ENTRIES:
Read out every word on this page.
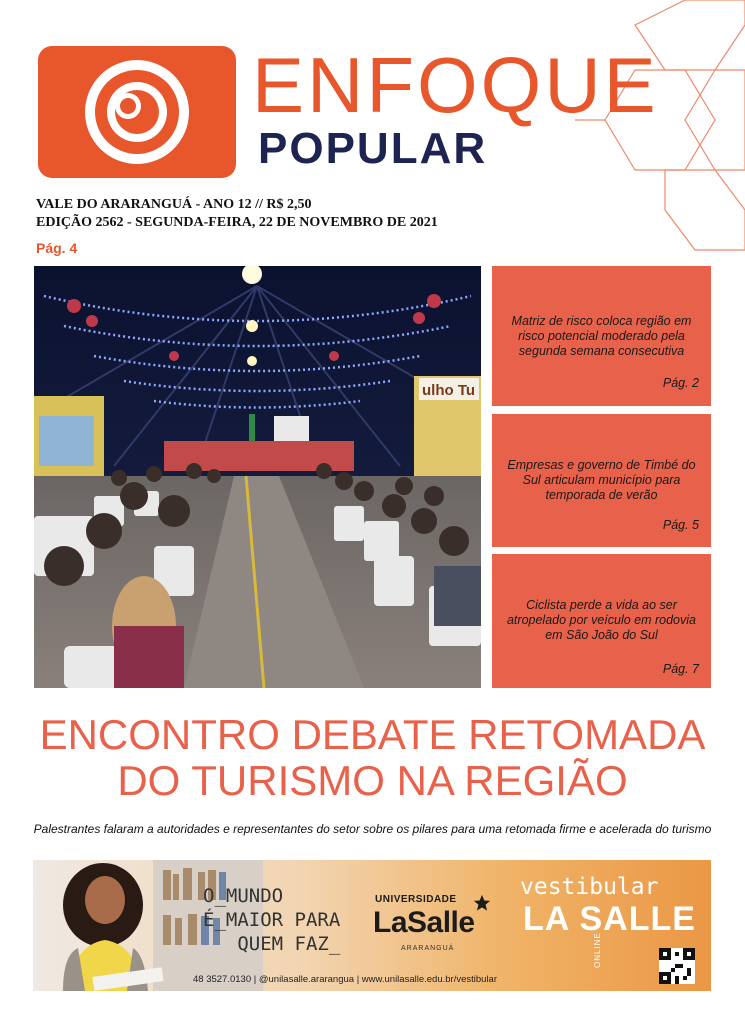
ENFOQUE
POPULAR
VALE DO ARARANGUÁ - ANO 12 // R$ 2,50
EDIÇÃO 2562 - SEGUNDA-FEIRA, 22 DE NOVEMBRO DE 2021
Pág. 4
ulho Tu
Matriz de risco coloca região em risco potencial moderado pela segunda semana consecutiva
Pág. 2
Empresas e governo de Timbé do Sul articulam município para temporada de verão
Pág. 5
Ciclista perde a vida ao ser atropelado por veículo em rodovia em São João do Sul
Pág. 7
ENCONTRO DEBATE RETOMADA
DO TURISMO NA REGIÃO
Palestrantes falaram a autoridades e representantes do setor sobre os pilares para uma retomada firme e acelerada do turismo
O_MUNDO
É_MAIOR PARA
QUEM FAZ_
UNIVERSIDADE
LaSalle
ARARANGUÁ
vestibular
LA SALLE
ONLINE
48 3527.0130 | @unilasalle.ararangua | www.unilasalle.edu.br/vestibular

WHAT YOU SHOULD DO: Reproduce the whole listing exactly, but not the images in it.

FULL OUTPUT:
Read out every word on this page.
ENFOQUE
POPULAR
VALE DO ARARANGUÁ - ANO 12 // R$ 2,50
EDIÇÃO 2562 - SEGUNDA-FEIRA, 22 DE NOVEMBRO DE 2021
Pág. 4
ulho Tu
Matriz de risco coloca região em risco potencial moderado pela segunda semana consecutiva
Pág. 2
Empresas e governo de Timbé do Sul articulam município para temporada de verão
Pág. 5
Ciclista perde a vida ao ser atropelado por veículo em rodovia em São João do Sul
Pág. 7
ENCONTRO DEBATE RETOMADA
DO TURISMO NA REGIÃO
Palestrantes falaram a autoridades e representantes do setor sobre os pilares para uma retomada firme e acelerada do turismo
O_MUNDO
É_MAIOR PARA
QUEM FAZ_
UNIVERSIDADE
LaSalle
ARARANGUÁ
vestibular
LA SALLE
ONLINE
48 3527.0130 | @unilasalle.ararangua | www.unilasalle.edu.br/vestibular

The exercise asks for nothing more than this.